───── Available data ─────

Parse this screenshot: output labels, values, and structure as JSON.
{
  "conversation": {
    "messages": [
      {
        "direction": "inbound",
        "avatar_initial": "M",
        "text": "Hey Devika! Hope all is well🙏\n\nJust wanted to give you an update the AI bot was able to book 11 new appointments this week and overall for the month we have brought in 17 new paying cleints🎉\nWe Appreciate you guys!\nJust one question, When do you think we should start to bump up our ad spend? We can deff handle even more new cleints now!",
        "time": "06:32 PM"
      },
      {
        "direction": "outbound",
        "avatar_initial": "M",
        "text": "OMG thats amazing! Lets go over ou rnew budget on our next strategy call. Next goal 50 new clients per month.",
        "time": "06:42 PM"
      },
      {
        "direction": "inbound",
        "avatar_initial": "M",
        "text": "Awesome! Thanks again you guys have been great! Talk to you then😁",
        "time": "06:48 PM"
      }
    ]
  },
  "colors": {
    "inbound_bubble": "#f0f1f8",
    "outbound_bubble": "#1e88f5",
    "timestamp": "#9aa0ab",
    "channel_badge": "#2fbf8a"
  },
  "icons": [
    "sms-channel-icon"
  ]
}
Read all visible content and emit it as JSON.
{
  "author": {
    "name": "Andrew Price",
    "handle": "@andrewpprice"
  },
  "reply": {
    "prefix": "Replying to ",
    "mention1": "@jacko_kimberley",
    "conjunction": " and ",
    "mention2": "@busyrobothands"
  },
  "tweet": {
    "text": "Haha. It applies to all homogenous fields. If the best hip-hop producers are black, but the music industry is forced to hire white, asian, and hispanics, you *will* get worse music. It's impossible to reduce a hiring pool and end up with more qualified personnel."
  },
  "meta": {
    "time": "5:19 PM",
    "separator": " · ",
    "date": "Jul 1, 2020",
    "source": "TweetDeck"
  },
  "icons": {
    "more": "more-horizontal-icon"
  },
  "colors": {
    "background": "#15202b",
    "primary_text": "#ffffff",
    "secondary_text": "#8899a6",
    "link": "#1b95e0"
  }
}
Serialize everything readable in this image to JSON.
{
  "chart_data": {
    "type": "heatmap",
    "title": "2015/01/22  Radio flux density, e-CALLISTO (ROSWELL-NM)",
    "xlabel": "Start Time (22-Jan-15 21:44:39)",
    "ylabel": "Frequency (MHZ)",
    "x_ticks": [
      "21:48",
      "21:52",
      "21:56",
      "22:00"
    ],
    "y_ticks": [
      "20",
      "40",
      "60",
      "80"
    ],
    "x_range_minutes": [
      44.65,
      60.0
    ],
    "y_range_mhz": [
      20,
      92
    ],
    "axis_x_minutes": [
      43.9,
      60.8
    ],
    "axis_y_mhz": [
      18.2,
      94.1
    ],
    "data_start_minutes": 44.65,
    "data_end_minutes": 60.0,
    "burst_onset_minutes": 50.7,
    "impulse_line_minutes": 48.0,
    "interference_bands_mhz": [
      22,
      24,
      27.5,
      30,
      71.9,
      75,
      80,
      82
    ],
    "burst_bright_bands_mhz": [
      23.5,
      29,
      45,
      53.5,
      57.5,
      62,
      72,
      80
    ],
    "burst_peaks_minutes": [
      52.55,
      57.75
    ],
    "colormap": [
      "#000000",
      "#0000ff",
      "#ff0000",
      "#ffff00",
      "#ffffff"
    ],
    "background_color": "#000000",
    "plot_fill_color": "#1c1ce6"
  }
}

─────

→ What you will do
Filter the records above for "JSON" and copy every matching line.

→ Final result
Parse this screenshot: output labels, values, and structure as JSON.
Read all visible content and emit it as JSON.
Serialize everything readable in this image to JSON.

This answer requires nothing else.